# Entries shown start

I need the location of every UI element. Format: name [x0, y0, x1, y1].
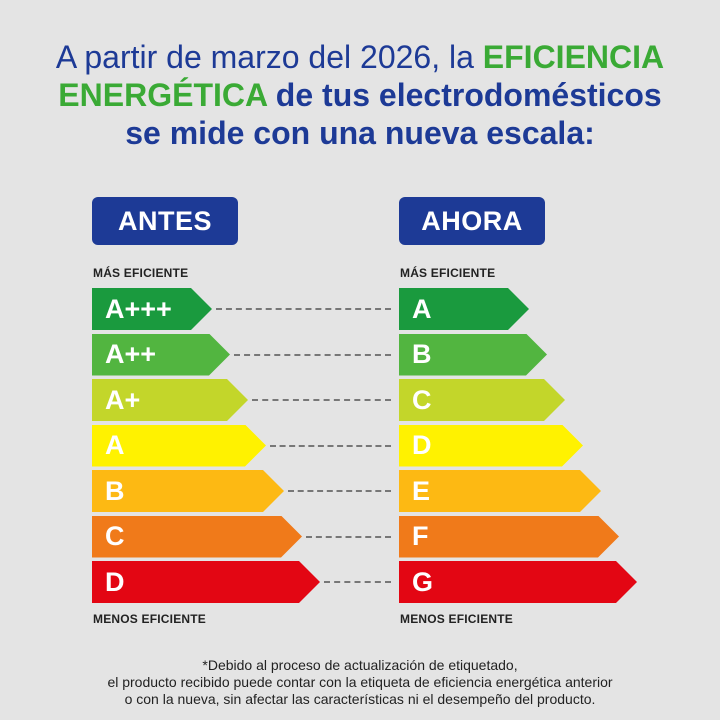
before-class-bar: A+++: [92, 288, 212, 330]
after-bottom-label: MENOS EFICIENTE: [400, 612, 514, 626]
headline: A partir de marzo del 2026, la EFICIENCI…: [0, 38, 720, 152]
headline-highlight-2: ENERGÉTICA: [58, 77, 267, 113]
after-class-bar: D: [399, 425, 583, 467]
class-mapping-line: [324, 581, 391, 583]
after-class-bar: E: [399, 470, 601, 512]
before-class-bar: A: [92, 425, 266, 467]
before-class-bar: D: [92, 561, 320, 603]
before-class-bar: A+: [92, 379, 248, 421]
class-mapping-line: [216, 308, 391, 310]
after-class-bar: C: [399, 379, 565, 421]
after-class-bar: B: [399, 334, 547, 376]
before-class-bar: B: [92, 470, 284, 512]
class-mapping-line: [270, 444, 391, 447]
class-mapping-line: [288, 490, 391, 492]
footnote-line-2: el producto recibido puede contar con la…: [107, 674, 613, 690]
after-class-bar: G: [399, 561, 637, 603]
footnote: *Debido al proceso de actualización de e…: [0, 657, 720, 708]
after-top-label: MÁS EFICIENTE: [400, 266, 496, 280]
before-top-label: MÁS EFICIENTE: [93, 266, 189, 280]
before-class-bar: A++: [92, 334, 230, 376]
after-title: AHORA: [399, 197, 545, 245]
after-class-bar: F: [399, 516, 619, 558]
headline-highlight-1: EFICIENCIA: [482, 39, 665, 75]
headline-intro: A partir de marzo del 2026, la: [55, 39, 483, 75]
footnote-line-1: *Debido al proceso de actualización de e…: [202, 657, 518, 673]
before-title: ANTES: [92, 197, 238, 245]
headline-line-1: A partir de marzo del 2026, la EFICIENCI…: [0, 38, 720, 76]
headline-line-3: se mide con una nueva escala:: [125, 115, 595, 151]
before-bottom-label: MENOS EFICIENTE: [93, 612, 207, 626]
footnote-line-3: o con la nueva, sin afectar las caracter…: [124, 691, 596, 707]
headline-line-2: ENERGÉTICA de tus electrodomésticos: [0, 76, 720, 114]
class-mapping-line: [252, 399, 391, 401]
before-class-bar: C: [92, 516, 302, 558]
after-class-bar: A: [399, 288, 529, 330]
class-mapping-line: [234, 353, 391, 356]
class-mapping-line: [306, 535, 391, 538]
headline-subject: de tus electrodomésticos: [266, 77, 662, 113]
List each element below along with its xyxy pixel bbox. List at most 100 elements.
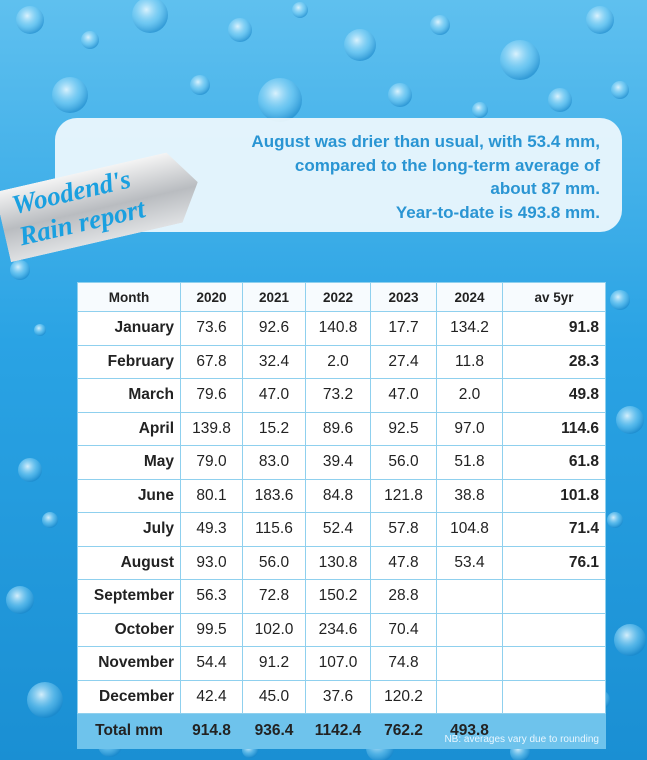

# Entries shown end

The task -> Report each line of the listing above that contains the string "MENOS", copying every such line in full. The match is case-sensitive.

Finished exercise ->
after-bottom-label: MENOS EFICIENTE: [400, 612, 514, 626]
before-bottom-label: MENOS EFICIENTE: [93, 612, 207, 626]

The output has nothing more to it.